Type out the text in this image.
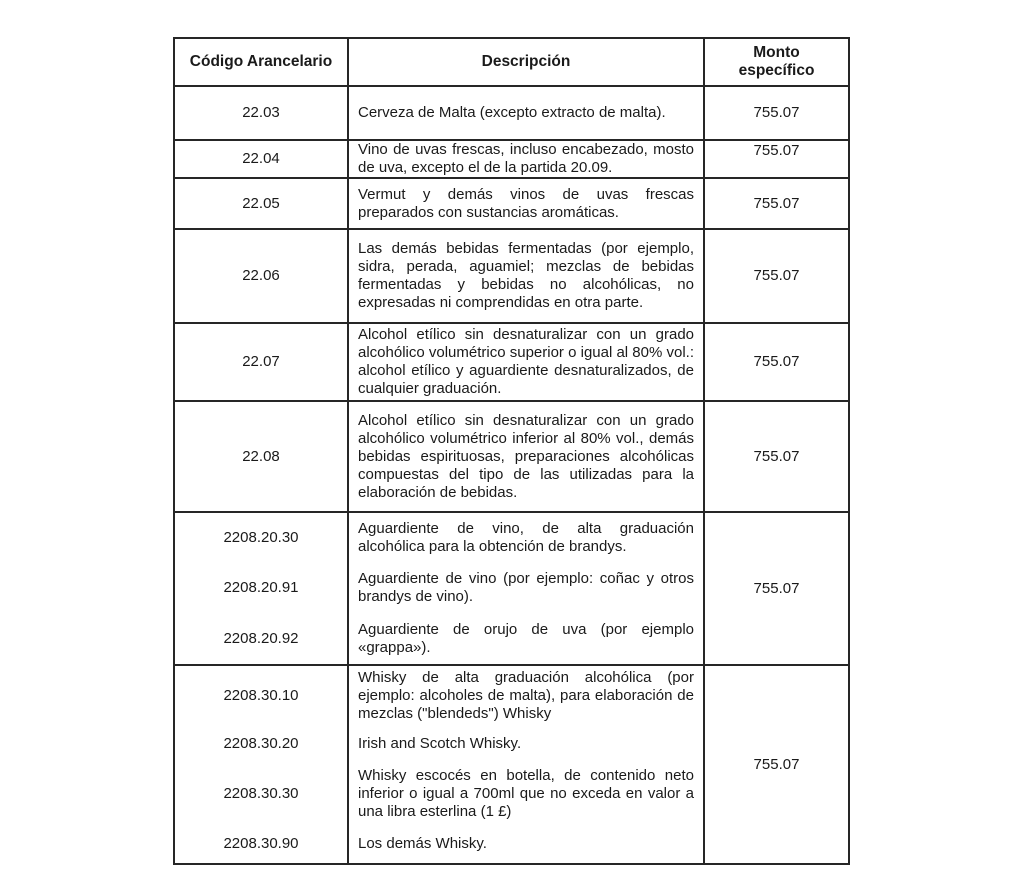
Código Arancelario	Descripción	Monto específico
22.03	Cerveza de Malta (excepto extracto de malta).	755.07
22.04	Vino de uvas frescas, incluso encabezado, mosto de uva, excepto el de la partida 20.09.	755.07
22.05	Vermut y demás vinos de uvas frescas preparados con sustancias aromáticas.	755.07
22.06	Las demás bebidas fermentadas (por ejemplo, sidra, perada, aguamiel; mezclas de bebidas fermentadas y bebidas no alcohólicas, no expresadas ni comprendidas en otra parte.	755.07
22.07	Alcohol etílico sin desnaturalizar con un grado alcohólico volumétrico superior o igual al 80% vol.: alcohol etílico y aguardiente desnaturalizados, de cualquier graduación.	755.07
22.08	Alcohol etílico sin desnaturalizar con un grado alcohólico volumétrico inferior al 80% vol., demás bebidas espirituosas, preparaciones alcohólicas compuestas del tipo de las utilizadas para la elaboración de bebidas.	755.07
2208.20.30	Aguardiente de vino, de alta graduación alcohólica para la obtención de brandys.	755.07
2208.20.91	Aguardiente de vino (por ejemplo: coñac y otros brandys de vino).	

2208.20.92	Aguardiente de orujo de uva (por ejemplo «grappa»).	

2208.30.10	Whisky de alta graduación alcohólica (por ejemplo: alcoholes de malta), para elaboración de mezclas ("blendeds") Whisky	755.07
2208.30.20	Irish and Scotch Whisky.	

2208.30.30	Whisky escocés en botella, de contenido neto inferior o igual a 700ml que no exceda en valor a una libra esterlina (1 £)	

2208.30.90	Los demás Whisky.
---
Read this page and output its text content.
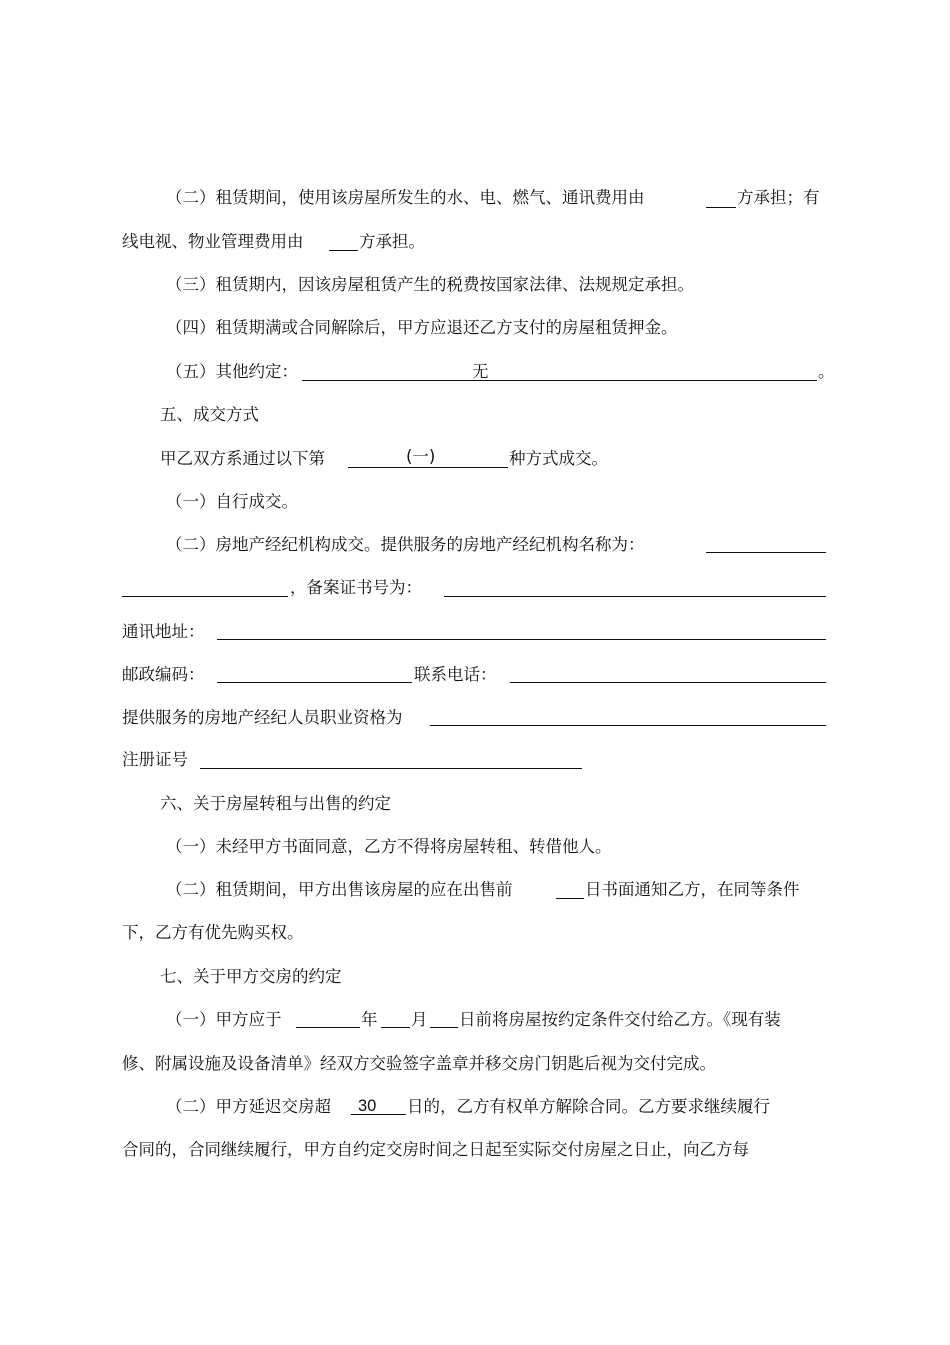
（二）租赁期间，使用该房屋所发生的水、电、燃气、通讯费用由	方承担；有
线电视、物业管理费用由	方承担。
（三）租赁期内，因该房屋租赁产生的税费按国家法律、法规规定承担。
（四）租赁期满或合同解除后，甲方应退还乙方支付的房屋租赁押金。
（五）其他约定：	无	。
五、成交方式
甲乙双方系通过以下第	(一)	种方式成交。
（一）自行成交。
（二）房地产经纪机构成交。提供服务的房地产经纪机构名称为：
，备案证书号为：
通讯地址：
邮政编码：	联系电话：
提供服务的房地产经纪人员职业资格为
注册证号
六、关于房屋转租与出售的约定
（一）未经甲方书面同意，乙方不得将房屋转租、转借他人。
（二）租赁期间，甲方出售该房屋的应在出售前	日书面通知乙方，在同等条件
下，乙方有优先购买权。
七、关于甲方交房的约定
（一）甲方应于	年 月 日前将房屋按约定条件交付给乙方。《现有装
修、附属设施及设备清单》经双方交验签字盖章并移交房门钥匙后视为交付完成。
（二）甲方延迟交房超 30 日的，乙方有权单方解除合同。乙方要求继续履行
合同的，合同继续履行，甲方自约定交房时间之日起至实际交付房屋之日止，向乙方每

What you will do: Return only the number of lines in the preceding records that contain the string "brandys".

Task solution: 2